### Document passage
By all means it would be quite possible to put the mesh together using nothing but Layer 2 switching and bridging (See the background section if these terms are unfamiliar). Nonetheless, there are some functionalities that would be highly desirable in a relatively complex network topology such as the mesh will probably become that can only be achieved with routers. Further, if the growth of the mesh is all that is hoped, then there would eventually be serious problems with a single subnet design (such as a switch and bridge only network would necessitate).
The features ought to have available include:
Only dynamic routing can allow and make use of redundant links. A router is able to make decisions about which link to use based on a set of configurable measures.
Once the redundant links exist, we need to be able to take advantage of them to the effect that if a link goes down, an alternative path around the failed node will be automatically found and used. That way, if a truck runs into somone's house and takes their node down (or, more likley, heavy rain obscures their line of sight), the mesh only notices a difference in bandwidth and an altered routing table.
Even where links do not actually go down, it would be nice if the routers we use could distribute the traffic load accross the available paths in proportion to the bandwidth available on each path. This is a much better scenario than all sharing the one 11Mbps pipe (which would block up as soon as someone tried to download, for instance, the latest DeadRat iso images :-).
Routers are able to report on what they are doing, and using them would make it easy to produce good statistics about network utilisation which would allow us to hilight areas of heavy traffic, for example, and plan acordingly. Also, it would allow us to locate and murder the aforementioned weenie with the iso images :-).
Using routers at a backbone level would allow people running Access Point/Server nodes to run pretty much whatever they like in terms of networking arrangments locally, and translate at the interface that talks to the nearest routing node. People could run IPv4 with DHCP, for instance, then use IPv4 to IPv6 bridging software to connect to the mesh.
If there is more than one subnet within the mesh (and frankly, a single subnet would be unscalable), then if we did not use routers, we would need to use Layer 3 switches with separate VLANs assigned per subnet. This could get very messy very fast, and would require adding a route for each of them to the global routing tables (not the act of a good neighbour). Routers, on the other hand, can aggregate routes to subnets that are part of the same larger network into a single route to advertise to the rest of the world. This is the Right Thing to do.
The implications of not using routers... [WIP]
In David Leonard's words:
- simplicity / standard / openness / availability of implementation - robustness / responsiveness - very conservative of bandwidth - works with ipv6 - provide accounting
We probably need to expand upon and further define these.
It is important to note that probably we will not get to make design decisions at a network backbone level for some time yet. Probably people who get links up over the next few months will use whatever they can get to work. It is only when we see enough links up that it is possible to start talking about a backbone, that a co-ordinated approach will become important.

### Requests
1. In the mesh routing text, what can routers do with routes to subnets that are part of the same larger network?
2. From the mesh routing text, print the passage starting with "Once the redundant" and going on through "DeadRat iso images :-).".
The rows that come next are separate material from the mesh routing text.

Dataset excerpt:
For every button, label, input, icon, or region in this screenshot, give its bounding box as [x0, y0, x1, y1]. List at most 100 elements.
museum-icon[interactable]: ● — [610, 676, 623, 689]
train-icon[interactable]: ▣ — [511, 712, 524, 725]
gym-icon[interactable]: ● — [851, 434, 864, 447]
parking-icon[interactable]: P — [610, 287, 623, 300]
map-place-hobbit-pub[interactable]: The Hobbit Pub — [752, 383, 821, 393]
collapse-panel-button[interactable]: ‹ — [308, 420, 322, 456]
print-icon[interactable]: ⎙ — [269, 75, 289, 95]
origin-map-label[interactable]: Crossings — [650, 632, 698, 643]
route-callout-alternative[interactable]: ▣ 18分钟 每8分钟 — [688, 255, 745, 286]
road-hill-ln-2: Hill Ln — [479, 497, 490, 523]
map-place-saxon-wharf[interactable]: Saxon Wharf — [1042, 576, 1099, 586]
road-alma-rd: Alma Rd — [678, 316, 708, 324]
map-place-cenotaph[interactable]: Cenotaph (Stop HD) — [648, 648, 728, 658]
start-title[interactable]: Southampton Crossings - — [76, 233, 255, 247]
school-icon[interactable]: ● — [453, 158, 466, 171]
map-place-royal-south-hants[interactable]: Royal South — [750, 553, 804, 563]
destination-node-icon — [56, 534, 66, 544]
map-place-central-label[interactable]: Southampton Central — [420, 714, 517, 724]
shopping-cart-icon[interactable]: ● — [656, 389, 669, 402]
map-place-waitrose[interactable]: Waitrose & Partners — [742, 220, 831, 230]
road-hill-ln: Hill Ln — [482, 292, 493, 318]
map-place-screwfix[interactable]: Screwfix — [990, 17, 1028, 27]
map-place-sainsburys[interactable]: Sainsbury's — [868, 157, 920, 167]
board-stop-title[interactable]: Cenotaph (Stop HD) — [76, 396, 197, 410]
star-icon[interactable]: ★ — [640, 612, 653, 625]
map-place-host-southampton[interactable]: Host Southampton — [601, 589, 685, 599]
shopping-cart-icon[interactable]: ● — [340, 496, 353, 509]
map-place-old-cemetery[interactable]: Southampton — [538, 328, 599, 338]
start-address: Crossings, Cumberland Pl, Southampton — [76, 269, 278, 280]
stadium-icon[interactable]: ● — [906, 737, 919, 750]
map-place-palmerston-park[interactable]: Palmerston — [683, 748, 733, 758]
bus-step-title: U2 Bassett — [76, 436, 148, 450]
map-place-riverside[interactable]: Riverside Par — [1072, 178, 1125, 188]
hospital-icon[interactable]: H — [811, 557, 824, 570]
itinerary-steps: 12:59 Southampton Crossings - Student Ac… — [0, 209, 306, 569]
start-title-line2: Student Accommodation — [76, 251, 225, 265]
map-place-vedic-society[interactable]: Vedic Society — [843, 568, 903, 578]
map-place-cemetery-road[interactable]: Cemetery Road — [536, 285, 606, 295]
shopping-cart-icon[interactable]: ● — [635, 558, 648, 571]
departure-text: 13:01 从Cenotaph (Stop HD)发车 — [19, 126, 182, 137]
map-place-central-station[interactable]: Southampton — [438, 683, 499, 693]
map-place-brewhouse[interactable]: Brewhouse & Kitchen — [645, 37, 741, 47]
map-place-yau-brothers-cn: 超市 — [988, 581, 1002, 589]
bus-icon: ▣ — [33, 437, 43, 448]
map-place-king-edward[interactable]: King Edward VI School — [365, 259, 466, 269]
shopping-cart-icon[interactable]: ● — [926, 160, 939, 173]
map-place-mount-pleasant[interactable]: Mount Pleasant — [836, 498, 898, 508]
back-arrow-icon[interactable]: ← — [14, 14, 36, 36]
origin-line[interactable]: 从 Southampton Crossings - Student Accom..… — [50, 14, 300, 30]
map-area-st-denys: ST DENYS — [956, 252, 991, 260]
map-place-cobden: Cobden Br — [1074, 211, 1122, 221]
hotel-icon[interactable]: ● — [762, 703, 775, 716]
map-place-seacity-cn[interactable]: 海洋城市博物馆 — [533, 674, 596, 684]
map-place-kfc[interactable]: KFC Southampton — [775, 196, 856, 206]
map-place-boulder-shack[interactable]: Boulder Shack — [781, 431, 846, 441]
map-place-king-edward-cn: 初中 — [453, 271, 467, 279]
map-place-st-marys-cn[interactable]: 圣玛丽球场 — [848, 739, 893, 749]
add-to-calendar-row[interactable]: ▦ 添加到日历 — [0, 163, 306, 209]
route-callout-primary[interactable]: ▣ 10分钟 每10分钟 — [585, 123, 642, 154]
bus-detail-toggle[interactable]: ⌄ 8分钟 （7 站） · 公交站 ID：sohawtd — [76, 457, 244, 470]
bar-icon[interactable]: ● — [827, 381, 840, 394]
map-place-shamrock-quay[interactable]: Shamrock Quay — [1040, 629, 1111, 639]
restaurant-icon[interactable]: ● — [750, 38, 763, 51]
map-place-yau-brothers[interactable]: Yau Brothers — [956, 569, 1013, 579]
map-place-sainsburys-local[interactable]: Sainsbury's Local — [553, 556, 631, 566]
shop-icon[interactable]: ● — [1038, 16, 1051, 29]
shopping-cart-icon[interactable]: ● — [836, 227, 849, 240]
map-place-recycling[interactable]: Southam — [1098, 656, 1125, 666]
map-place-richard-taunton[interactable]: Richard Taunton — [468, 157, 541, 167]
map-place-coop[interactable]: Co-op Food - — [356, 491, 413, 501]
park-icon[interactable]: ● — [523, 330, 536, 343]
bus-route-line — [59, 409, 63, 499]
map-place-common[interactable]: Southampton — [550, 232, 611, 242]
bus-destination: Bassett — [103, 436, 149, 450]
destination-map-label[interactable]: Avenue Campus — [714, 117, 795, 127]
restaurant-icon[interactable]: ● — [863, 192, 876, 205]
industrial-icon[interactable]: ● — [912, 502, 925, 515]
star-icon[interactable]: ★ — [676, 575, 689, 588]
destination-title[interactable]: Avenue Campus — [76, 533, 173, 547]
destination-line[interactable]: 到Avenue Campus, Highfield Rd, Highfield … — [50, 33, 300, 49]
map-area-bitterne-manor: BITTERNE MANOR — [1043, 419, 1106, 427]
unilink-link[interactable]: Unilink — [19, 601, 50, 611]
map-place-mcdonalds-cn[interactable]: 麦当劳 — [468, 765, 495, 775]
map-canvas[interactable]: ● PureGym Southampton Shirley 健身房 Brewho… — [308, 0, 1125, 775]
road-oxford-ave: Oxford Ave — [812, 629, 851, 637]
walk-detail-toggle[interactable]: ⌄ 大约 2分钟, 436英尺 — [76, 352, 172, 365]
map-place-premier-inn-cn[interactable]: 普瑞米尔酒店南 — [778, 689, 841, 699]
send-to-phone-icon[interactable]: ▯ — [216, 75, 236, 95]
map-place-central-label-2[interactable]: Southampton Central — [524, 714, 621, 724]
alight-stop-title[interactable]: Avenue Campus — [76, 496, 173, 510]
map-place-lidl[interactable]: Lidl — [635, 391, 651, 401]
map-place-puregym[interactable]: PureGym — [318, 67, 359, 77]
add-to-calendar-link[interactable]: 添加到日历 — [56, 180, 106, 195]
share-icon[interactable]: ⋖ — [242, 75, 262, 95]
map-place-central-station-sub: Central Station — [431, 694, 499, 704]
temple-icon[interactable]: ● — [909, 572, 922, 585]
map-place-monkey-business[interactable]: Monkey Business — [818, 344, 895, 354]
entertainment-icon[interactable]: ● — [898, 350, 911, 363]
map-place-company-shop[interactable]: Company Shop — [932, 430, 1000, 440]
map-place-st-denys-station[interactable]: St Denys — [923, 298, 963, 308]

### Exercise solutions
1. They can aggregate them into a single route to advertise to the rest of the world.

2.
Once the redundant links exist, we need to be able to take advantage of them to the effect that if a link goes down, an alternative path around the failed node will be automatically found and used. That way, if a truck runs into somone's house and takes their node down (or, more likley, heavy rain obscures their line of sight), the mesh only notices a difference in bandwidth and an altered routing table.
Even where links do not actually go down, it would be nice if the routers we use could distribute the traffic load accross the available paths in proportion to the bandwidth available on each path. This is a much better scenario than all sharing the one 11Mbps pipe (which would block up as soon as someone tried to download, for instance, the latest DeadRat iso images :-).